TASK DATA
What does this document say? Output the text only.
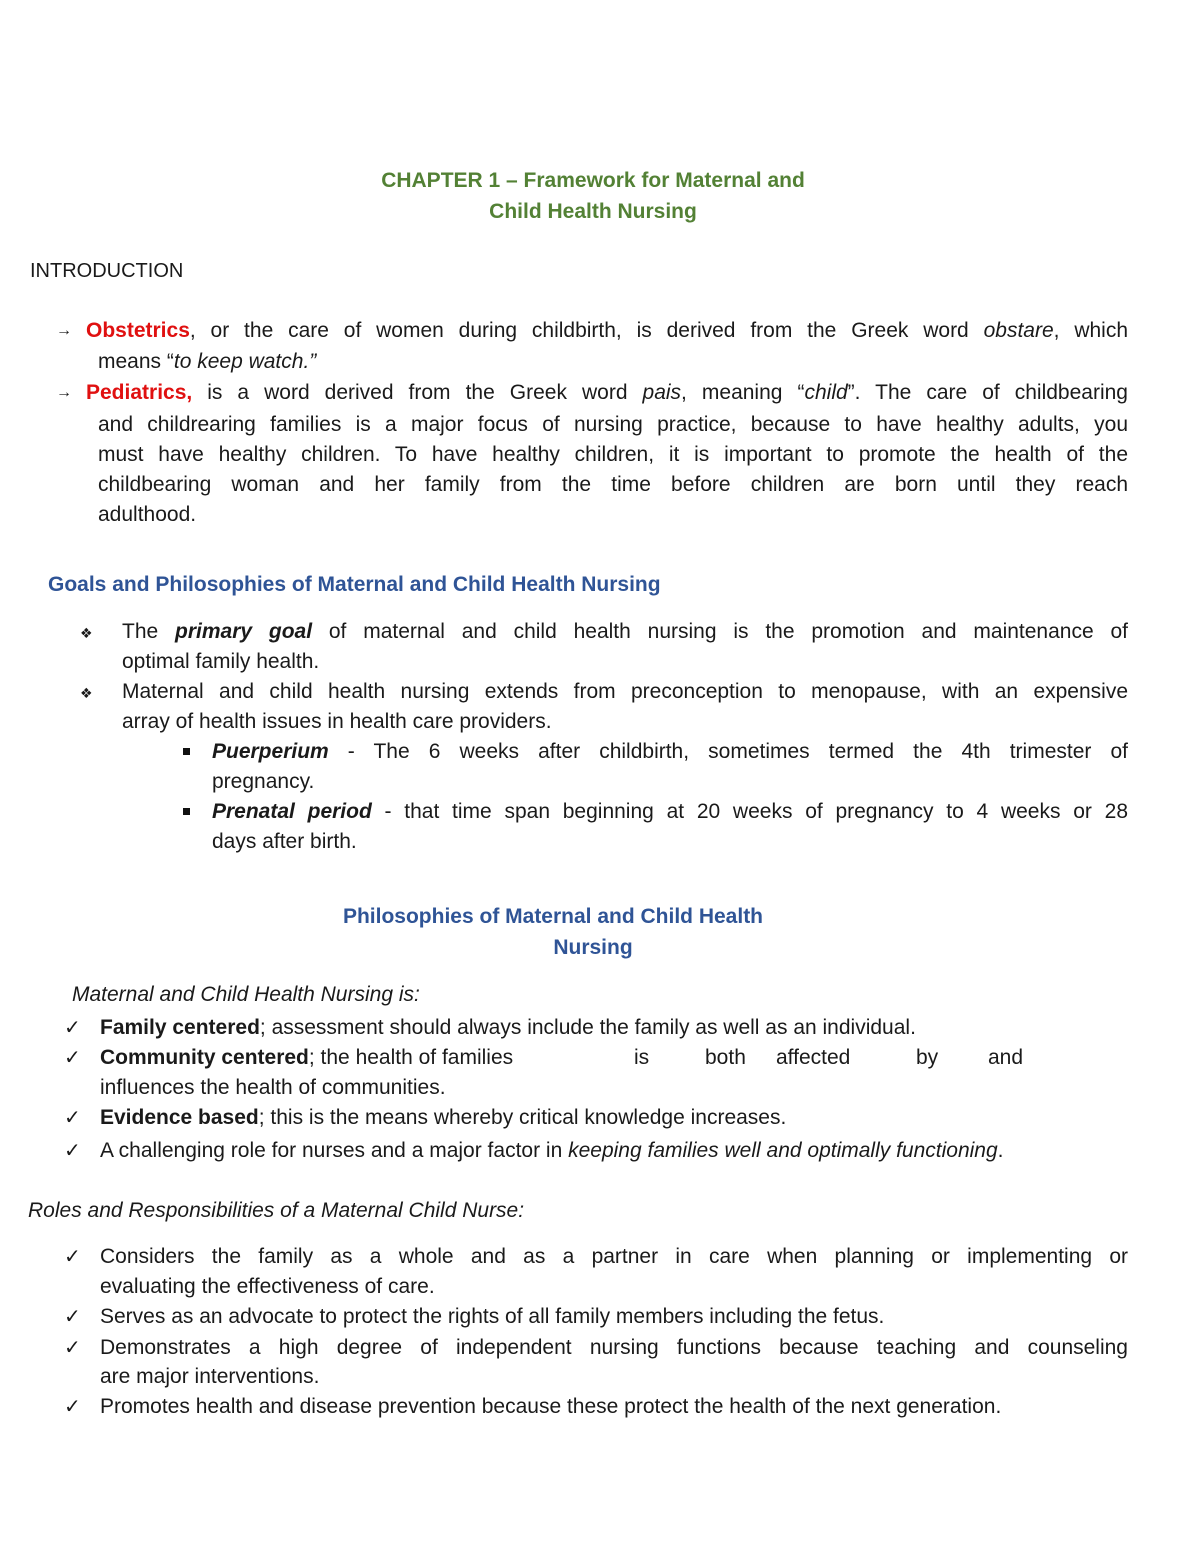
CHAPTER 1 – Framework for Maternal and
Child Health Nursing
INTRODUCTION
→ Obstetrics, or the care of women during childbirth, is derived from the Greek word obstare, which
means “to keep watch.”
→ Pediatrics, is a word derived from the Greek word pais, meaning “child”. The care of childbearing
and childrearing families is a major focus of nursing practice, because to have healthy adults, you
must have healthy children. To have healthy children, it is important to promote the health of the
childbearing woman and her family from the time before children are born until they reach
adulthood.
Goals and Philosophies of Maternal and Child Health Nursing
❖ The primary goal of maternal and child health nursing is the promotion and maintenance of
optimal family health.
❖ Maternal and child health nursing extends from preconception to menopause, with an expensive
array of health issues in health care providers.
Puerperium - The 6 weeks after childbirth, sometimes termed the 4th trimester of
pregnancy.
Prenatal period - that time span beginning at 20 weeks of pregnancy to 4 weeks or 28
days after birth.
Philosophies of Maternal and Child Health
Nursing
Maternal and Child Health Nursing is:
✓ Family centered; assessment should always include the family as well as an individual.
✓ Community centered; the health of families	is	both affected	by and
influences the health of communities.
✓ Evidence based; this is the means whereby critical knowledge increases.
✓ A challenging role for nurses and a major factor in keeping families well and optimally functioning.
Roles and Responsibilities of a Maternal Child Nurse:
✓ Considers the family as a whole and as a partner in care when planning or implementing or
evaluating the effectiveness of care.
✓ Serves as an advocate to protect the rights of all family members including the fetus.
✓ Demonstrates a high degree of independent nursing functions because teaching and counseling
are major interventions.
✓ Promotes health and disease prevention because these protect the health of the next generation.
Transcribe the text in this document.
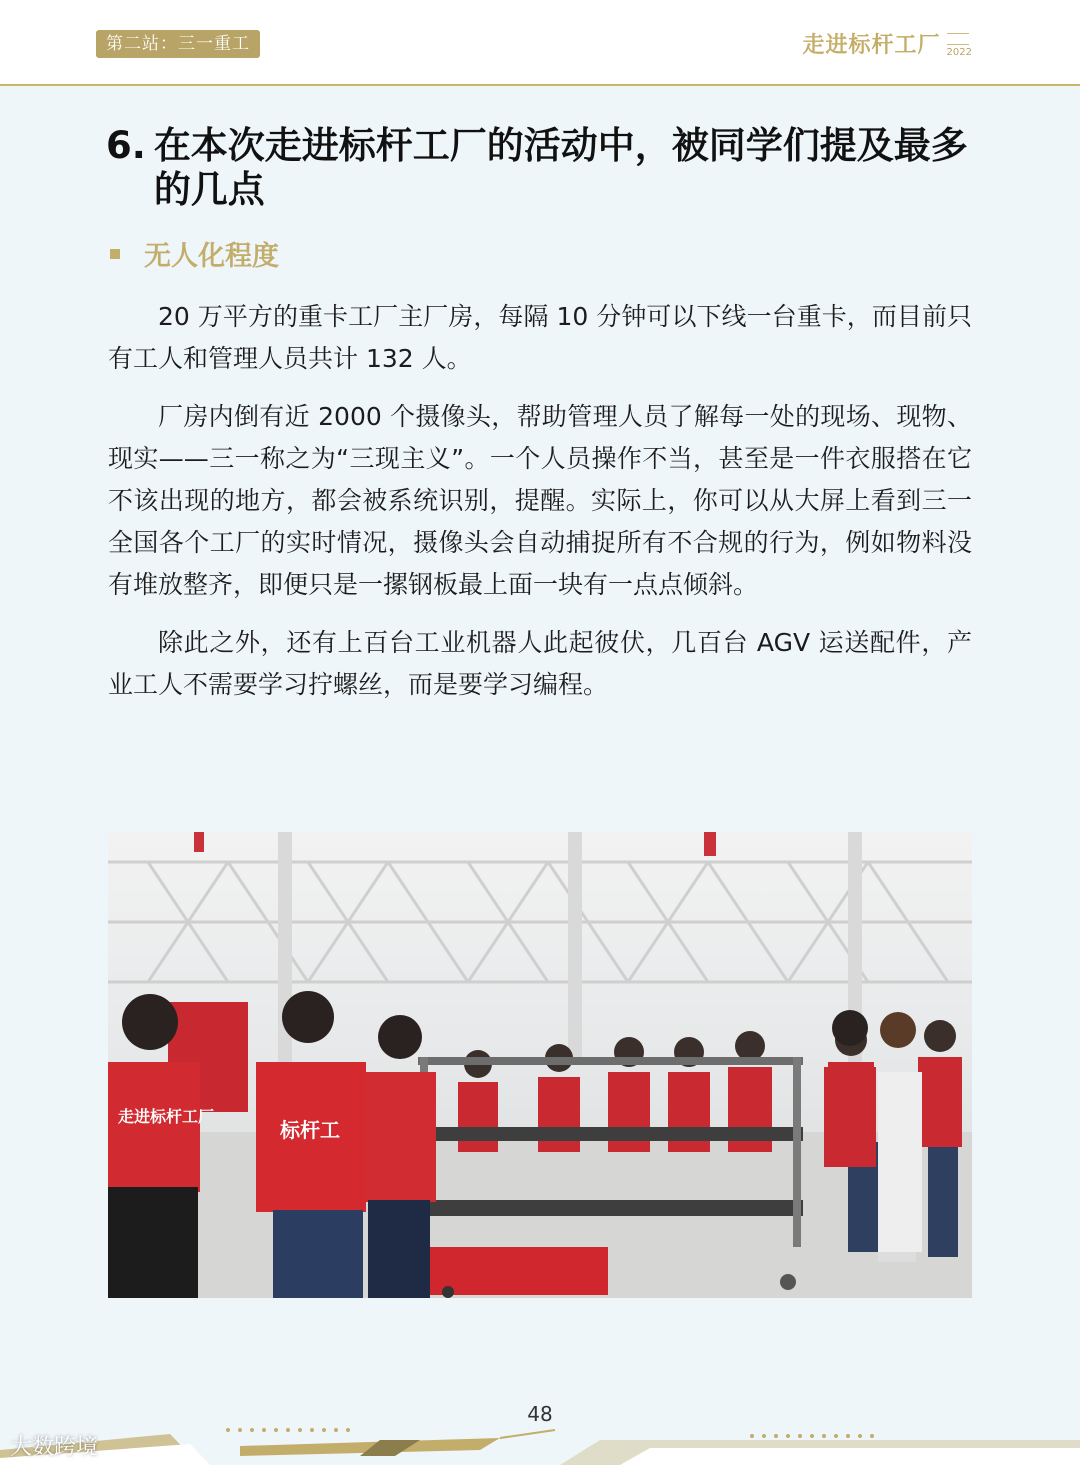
第二站：三一重工	走进标杆工厂 2022
6. 在本次走进标杆工厂的活动中，被同学们提及最多的几点
无人化程度

20 万平方的重卡工厂主厂房，每隔 10 分钟可以下线一台重卡，而目前只有工人和管理人员共计 132 人。

厂房内倒有近 2000 个摄像头，帮助管理人员了解每一处的现场、现物、现实——三一称之为“三现主义”。一个人员操作不当，甚至是一件衣服搭在它不该出现的地方，都会被系统识别，提醒。实际上，你可以从大屏上看到三一全国各个工厂的实时情况，摄像头会自动捕捉所有不合规的行为，例如物料没有堆放整齐，即便只是一摞钢板最上面一块有一点点倾斜。

除此之外，还有上百台工业机器人此起彼伏，几百台 AGV 运送配件，产业工人不需要学习拧螺丝，而是要学习编程。

走进标杆工厂
标杆工
48
大数跨境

GIVEN TASK
Check every line of the data, and copy the ones that contain "after".

EXPECTED ANSWER
Puerperium - The 6 weeks after childbirth, sometimes termed the 4th trimester of
days after birth.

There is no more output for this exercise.